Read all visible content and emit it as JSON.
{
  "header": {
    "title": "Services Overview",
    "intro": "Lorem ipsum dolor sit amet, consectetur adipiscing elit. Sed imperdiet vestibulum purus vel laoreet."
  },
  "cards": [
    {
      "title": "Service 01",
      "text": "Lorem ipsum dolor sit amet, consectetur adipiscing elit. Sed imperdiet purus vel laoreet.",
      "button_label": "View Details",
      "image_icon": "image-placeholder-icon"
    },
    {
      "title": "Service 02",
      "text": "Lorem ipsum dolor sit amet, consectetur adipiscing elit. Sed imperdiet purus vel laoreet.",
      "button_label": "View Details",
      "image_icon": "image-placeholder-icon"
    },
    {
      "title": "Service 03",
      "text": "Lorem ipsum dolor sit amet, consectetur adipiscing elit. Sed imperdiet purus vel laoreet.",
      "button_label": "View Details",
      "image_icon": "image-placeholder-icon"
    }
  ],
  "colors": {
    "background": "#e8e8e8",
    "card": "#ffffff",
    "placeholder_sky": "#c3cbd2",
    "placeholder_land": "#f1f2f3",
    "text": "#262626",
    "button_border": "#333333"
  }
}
══════════════════════════════
▸ What is being asked: Quote each line above in full, word for word.

▸ Task solution:
Read all visible content and emit it as JSON.
{
  "header": {
    "title": "Services Overview",
    "intro": "Lorem ipsum dolor sit amet, consectetur adipiscing elit. Sed imperdiet vestibulum purus vel laoreet."
  },
  "cards": [
    {
      "title": "Service 01",
      "text": "Lorem ipsum dolor sit amet, consectetur adipiscing elit. Sed imperdiet purus vel laoreet.",
      "button_label": "View Details",
      "image_icon": "image-placeholder-icon"
    },
    {
      "title": "Service 02",
      "text": "Lorem ipsum dolor sit amet, consectetur adipiscing elit. Sed imperdiet purus vel laoreet.",
      "button_label": "View Details",
      "image_icon": "image-placeholder-icon"
    },
    {
      "title": "Service 03",
      "text": "Lorem ipsum dolor sit amet, consectetur adipiscing elit. Sed imperdiet purus vel laoreet.",
      "button_label": "View Details",
      "image_icon": "image-placeholder-icon"
    }
  ],
  "colors": {
    "background": "#e8e8e8",
    "card": "#ffffff",
    "placeholder_sky": "#c3cbd2",
    "placeholder_land": "#f1f2f3",
    "text": "#262626",
    "button_border": "#333333"
  }
}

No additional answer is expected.